#### [Task directions]
Copy out all the lines in the records that include the word "Group".

*-*-*

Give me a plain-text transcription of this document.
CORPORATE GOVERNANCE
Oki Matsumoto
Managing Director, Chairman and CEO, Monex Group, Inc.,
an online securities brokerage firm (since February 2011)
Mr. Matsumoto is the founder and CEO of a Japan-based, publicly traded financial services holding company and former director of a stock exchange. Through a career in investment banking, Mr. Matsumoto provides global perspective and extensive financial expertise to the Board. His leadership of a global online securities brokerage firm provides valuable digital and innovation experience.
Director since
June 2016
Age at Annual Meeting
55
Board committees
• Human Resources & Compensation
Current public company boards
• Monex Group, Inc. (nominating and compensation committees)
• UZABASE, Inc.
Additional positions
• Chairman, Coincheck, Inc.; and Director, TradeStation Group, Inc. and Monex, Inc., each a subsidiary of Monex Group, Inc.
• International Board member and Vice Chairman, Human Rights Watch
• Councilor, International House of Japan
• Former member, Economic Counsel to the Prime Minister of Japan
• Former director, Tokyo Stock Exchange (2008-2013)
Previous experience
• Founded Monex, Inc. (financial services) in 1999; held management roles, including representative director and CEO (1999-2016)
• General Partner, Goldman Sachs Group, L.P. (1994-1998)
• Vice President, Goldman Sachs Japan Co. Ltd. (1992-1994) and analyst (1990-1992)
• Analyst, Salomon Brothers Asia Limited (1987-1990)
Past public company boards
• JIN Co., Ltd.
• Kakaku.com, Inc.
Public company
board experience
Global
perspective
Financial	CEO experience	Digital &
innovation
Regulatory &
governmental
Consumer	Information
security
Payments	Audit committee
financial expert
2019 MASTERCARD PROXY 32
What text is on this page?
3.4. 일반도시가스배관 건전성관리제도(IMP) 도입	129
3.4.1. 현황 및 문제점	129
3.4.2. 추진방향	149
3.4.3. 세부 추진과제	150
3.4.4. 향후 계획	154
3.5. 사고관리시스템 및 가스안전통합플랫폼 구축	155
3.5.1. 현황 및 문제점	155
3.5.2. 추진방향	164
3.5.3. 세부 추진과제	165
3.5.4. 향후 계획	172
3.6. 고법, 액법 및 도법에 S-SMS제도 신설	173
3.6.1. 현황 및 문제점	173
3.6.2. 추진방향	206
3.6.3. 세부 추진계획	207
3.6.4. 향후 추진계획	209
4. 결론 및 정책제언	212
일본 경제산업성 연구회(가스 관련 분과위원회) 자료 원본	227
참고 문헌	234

*-*-*

#### [Completed task]
Managing Director, Chairman and CEO, Monex Group, Inc.,
• Monex Group, Inc. (nominating and compensation committees)
• Chairman, Coincheck, Inc.; and Director, TradeStation Group, Inc. and Monex, Inc., each a subsidiary of Monex Group, Inc.
• General Partner, Goldman Sachs Group, L.P. (1994-1998)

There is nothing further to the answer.